_Data records:_
• • • • •

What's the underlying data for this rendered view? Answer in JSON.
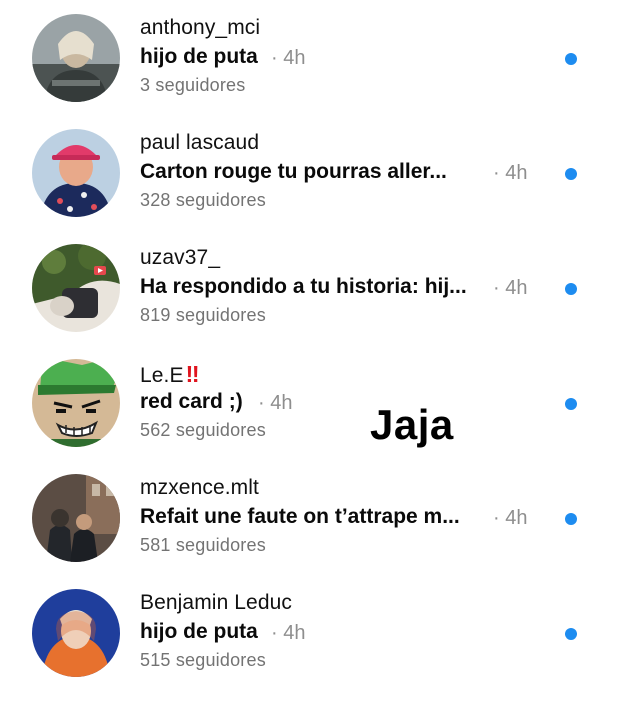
{
  "conversations": [
    {
      "username": "anthony_mci",
      "badge": "",
      "message": "hijo de puta",
      "time": "· 4h",
      "followers": "3 seguidores",
      "unread_color": "#1d8cf0"
    },
    {
      "username": "paul lascaud",
      "badge": "",
      "message": "Carton rouge tu pourras aller...",
      "time": "· 4h",
      "followers": "328 seguidores",
      "unread_color": "#1d8cf0"
    },
    {
      "username": "uzav37_",
      "badge": "",
      "message": "Ha respondido a tu historia: hij...",
      "time": "· 4h",
      "followers": "819 seguidores",
      "unread_color": "#1d8cf0"
    },
    {
      "username": "Le.E",
      "badge": "‼",
      "message": "red card ;)",
      "time": "· 4h",
      "followers": "562 seguidores",
      "unread_color": "#1d8cf0"
    },
    {
      "username": "mzxence.mlt",
      "badge": "",
      "message": "Refait une faute on t’attrape m...",
      "time": "· 4h",
      "followers": "581 seguidores",
      "unread_color": "#1d8cf0"
    },
    {
      "username": "Benjamin Leduc",
      "badge": "",
      "message": "hijo de puta",
      "time": "· 4h",
      "followers": "515 seguidores",
      "unread_color": "#1d8cf0"
    }
  ],
  "overlay_text": "Jaja"
}
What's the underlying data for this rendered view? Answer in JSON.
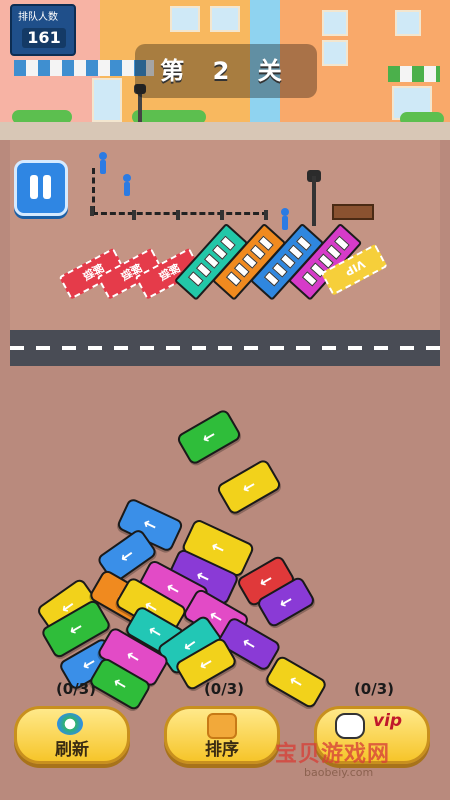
{
  "hud": {
    "queue_label": "排队人数",
    "queue_count": "161",
    "level_title": "第 2 关"
  },
  "parking": {
    "locked_slots": [
      "解锁",
      "解锁",
      "解锁"
    ],
    "bus_colors": [
      "#22c7a8",
      "#f08a1f",
      "#2f87df",
      "#d63bc9"
    ],
    "vip_slot": "VIP"
  },
  "vehicle_colors": {
    "green": "#2fbd3a",
    "yellow": "#f2d21b",
    "blue": "#3a8fe8",
    "purple": "#8a3ad6",
    "pink": "#e24bc6",
    "red": "#e0393a",
    "orange": "#f08a1f",
    "teal": "#22c7b5"
  },
  "actions": {
    "refresh": {
      "label": "刷新",
      "count": "(0/3)"
    },
    "sort": {
      "label": "排序",
      "count": "(0/3)"
    },
    "vip": {
      "label": "vip",
      "count": "(0/3)"
    }
  },
  "watermark": {
    "text": "宝贝游戏网",
    "url": "baobeiy.com"
  }
}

• • • • •

_PROBLEM STATEMENT:_
Can you retype every record above exactly, leaving out the pictures?

_RESPONSE TO THE TASK:_
What's the underlying data for this rendered view? Answer in JSON.
{
  "conversations": [
    {
      "username": "anthony_mci",
      "badge": "",
      "message": "hijo de puta",
      "time": "· 4h",
      "followers": "3 seguidores",
      "unread_color": "#1d8cf0"
    },
    {
      "username": "paul lascaud",
      "badge": "",
      "message": "Carton rouge tu pourras aller...",
      "time": "· 4h",
      "followers": "328 seguidores",
      "unread_color": "#1d8cf0"
    },
    {
      "username": "uzav37_",
      "badge": "",
      "message": "Ha respondido a tu historia: hij...",
      "time": "· 4h",
      "followers": "819 seguidores",
      "unread_color": "#1d8cf0"
    },
    {
      "username": "Le.E",
      "badge": "‼",
      "message": "red card ;)",
      "time": "· 4h",
      "followers": "562 seguidores",
      "unread_color": "#1d8cf0"
    },
    {
      "username": "mzxence.mlt",
      "badge": "",
      "message": "Refait une faute on t’attrape m...",
      "time": "· 4h",
      "followers": "581 seguidores",
      "unread_color": "#1d8cf0"
    },
    {
      "username": "Benjamin Leduc",
      "badge": "",
      "message": "hijo de puta",
      "time": "· 4h",
      "followers": "515 seguidores",
      "unread_color": "#1d8cf0"
    }
  ],
  "overlay_text": "Jaja"
}
What's the underlying data for this rendered view? Answer in JSON.
{
  "hud": {
    "queue_label": "排队人数",
    "queue_count": "161",
    "level_title": "第 2 关"
  },
  "parking": {
    "locked_slots": [
      "解锁",
      "解锁",
      "解锁"
    ],
    "bus_colors": [
      "#22c7a8",
      "#f08a1f",
      "#2f87df",
      "#d63bc9"
    ],
    "vip_slot": "VIP"
  },
  "vehicle_colors": {
    "green": "#2fbd3a",
    "yellow": "#f2d21b",
    "blue": "#3a8fe8",
    "purple": "#8a3ad6",
    "pink": "#e24bc6",
    "red": "#e0393a",
    "orange": "#f08a1f",
    "teal": "#22c7b5"
  },
  "actions": {
    "refresh": {
      "label": "刷新",
      "count": "(0/3)"
    },
    "sort": {
      "label": "排序",
      "count": "(0/3)"
    },
    "vip": {
      "label": "vip",
      "count": "(0/3)"
    }
  },
  "watermark": {
    "text": "宝贝游戏网",
    "url": "baobeiy.com"
  }
}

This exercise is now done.